-- WHAT TO DO --
Copy out all lines that carry the word "title".
================================
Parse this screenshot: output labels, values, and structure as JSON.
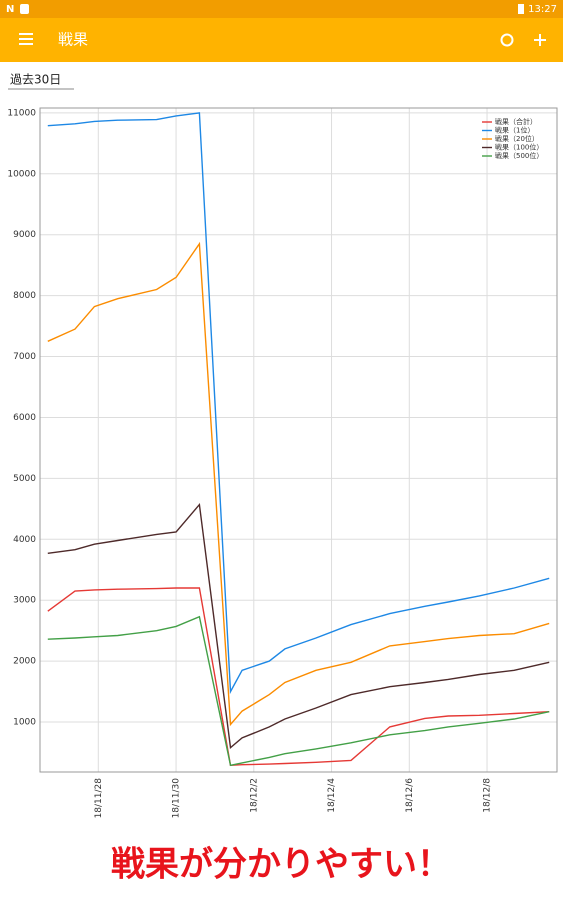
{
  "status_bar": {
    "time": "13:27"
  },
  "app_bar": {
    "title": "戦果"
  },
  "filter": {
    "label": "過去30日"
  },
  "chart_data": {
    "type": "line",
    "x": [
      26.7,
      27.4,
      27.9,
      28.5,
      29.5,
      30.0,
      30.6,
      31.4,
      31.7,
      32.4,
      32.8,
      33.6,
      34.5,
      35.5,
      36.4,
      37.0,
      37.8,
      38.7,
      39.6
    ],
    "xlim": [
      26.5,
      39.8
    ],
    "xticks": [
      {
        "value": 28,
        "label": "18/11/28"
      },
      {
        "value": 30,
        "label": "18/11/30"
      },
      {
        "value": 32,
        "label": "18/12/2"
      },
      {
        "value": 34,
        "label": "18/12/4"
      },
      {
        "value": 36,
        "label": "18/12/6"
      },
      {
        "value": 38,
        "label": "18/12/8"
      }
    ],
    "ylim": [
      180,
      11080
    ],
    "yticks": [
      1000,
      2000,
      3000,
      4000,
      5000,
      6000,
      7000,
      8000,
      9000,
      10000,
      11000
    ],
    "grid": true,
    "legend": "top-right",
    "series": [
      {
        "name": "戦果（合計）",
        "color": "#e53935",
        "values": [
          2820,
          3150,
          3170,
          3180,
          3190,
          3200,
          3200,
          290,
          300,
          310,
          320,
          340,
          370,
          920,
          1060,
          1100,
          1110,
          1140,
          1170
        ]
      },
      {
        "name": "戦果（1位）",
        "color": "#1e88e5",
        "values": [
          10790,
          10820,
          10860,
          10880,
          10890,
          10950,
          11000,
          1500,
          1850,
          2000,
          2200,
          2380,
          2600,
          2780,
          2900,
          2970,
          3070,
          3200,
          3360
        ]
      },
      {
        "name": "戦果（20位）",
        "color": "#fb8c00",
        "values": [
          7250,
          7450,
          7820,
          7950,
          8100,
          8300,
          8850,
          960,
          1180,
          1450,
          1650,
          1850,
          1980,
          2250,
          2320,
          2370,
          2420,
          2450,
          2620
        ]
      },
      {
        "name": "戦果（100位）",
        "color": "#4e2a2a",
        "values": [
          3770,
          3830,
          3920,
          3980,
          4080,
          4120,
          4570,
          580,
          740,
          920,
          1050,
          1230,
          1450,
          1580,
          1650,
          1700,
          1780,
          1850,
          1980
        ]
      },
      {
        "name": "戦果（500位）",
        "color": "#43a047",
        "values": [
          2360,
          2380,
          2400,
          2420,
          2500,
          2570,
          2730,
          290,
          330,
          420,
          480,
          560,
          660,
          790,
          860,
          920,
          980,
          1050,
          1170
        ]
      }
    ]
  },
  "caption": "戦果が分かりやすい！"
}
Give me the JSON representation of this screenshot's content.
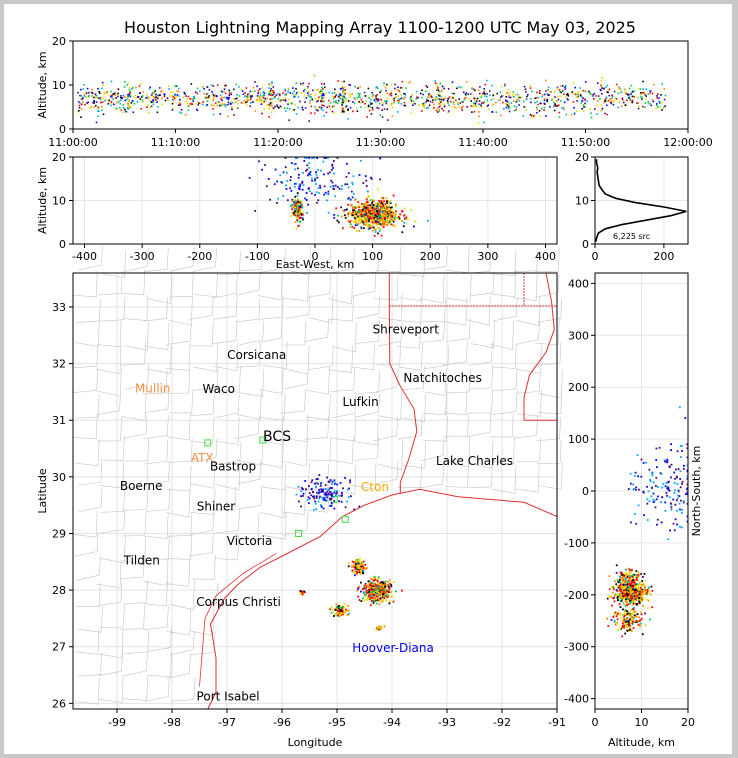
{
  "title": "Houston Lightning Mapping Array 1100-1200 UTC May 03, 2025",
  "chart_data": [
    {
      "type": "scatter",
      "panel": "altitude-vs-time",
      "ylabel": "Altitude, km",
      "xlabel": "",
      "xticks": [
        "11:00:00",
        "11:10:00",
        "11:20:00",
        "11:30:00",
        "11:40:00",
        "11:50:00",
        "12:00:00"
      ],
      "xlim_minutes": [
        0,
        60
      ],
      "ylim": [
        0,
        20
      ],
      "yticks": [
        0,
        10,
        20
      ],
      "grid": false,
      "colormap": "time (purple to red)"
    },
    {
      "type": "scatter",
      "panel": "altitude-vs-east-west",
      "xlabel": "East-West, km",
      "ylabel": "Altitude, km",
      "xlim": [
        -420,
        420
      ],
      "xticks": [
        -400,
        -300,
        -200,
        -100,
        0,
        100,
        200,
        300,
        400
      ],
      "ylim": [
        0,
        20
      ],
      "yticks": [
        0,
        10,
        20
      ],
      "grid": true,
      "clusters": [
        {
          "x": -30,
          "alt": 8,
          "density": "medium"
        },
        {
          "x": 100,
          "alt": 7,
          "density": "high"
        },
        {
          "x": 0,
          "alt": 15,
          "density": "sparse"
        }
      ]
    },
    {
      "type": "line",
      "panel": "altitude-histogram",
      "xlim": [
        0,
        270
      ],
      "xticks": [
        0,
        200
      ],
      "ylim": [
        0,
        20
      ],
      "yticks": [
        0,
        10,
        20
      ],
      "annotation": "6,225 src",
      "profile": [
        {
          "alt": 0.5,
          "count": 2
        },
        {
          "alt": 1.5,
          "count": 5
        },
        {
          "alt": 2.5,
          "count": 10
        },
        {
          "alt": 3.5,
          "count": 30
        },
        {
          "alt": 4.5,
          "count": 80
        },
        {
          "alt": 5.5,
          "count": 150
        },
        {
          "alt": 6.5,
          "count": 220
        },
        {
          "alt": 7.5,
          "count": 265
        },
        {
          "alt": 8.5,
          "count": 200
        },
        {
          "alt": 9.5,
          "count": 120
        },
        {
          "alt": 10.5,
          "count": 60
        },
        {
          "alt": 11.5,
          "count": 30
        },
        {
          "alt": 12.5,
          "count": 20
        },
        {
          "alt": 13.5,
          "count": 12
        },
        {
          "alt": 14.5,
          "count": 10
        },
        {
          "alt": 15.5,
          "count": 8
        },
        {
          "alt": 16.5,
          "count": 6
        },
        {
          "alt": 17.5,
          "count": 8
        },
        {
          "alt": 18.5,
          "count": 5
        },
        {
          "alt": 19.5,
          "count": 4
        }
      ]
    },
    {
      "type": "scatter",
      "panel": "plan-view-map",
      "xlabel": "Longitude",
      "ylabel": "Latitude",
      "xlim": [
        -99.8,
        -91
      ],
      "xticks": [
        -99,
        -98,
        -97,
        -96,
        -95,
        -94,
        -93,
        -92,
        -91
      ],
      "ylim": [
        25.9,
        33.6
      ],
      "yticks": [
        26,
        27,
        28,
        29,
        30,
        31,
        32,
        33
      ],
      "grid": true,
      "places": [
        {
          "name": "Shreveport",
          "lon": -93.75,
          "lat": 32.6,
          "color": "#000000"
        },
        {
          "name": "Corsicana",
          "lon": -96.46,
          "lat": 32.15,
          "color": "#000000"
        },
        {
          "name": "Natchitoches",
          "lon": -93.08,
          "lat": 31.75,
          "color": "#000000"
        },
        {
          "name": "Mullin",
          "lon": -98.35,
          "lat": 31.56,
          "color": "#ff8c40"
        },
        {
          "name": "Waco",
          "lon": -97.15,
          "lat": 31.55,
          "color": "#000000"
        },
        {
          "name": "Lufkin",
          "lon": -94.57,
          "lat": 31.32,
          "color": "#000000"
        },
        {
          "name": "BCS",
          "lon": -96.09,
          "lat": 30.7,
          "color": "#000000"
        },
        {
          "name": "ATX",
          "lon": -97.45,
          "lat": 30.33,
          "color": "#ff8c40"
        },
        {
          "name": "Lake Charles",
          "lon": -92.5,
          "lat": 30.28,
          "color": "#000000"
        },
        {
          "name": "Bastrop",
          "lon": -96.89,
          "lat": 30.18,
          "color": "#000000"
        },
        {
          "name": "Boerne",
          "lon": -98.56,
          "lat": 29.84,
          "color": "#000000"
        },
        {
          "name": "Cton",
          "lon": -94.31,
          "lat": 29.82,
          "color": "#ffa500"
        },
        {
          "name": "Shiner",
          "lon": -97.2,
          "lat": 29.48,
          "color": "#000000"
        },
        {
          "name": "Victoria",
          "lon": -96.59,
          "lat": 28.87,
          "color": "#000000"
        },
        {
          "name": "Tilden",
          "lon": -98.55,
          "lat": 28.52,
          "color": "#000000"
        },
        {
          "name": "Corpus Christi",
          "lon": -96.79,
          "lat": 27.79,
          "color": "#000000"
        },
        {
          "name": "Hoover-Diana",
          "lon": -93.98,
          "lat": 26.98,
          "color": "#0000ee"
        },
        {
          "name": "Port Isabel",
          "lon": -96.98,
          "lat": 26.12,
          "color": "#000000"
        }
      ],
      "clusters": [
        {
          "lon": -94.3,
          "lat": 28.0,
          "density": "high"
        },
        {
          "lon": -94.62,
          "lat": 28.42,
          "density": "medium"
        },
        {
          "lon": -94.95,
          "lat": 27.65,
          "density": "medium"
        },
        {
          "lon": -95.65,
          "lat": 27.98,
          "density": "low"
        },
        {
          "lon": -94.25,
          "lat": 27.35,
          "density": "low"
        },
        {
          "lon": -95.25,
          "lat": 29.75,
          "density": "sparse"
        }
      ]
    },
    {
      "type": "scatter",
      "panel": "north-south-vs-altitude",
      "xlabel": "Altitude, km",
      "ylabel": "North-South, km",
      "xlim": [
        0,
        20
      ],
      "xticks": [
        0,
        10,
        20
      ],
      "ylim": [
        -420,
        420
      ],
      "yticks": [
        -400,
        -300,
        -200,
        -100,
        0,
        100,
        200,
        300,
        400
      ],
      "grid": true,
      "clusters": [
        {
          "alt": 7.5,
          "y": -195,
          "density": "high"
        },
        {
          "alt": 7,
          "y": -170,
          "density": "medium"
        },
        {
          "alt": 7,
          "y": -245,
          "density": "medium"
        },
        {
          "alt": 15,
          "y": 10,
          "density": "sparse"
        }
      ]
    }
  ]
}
================================
-- SOLUTION FOR THIS EXERCISE --
    "title": "戦果"
  "title": "Houston Lightning Mapping Array 1100-1200 UTC May 03, 2025",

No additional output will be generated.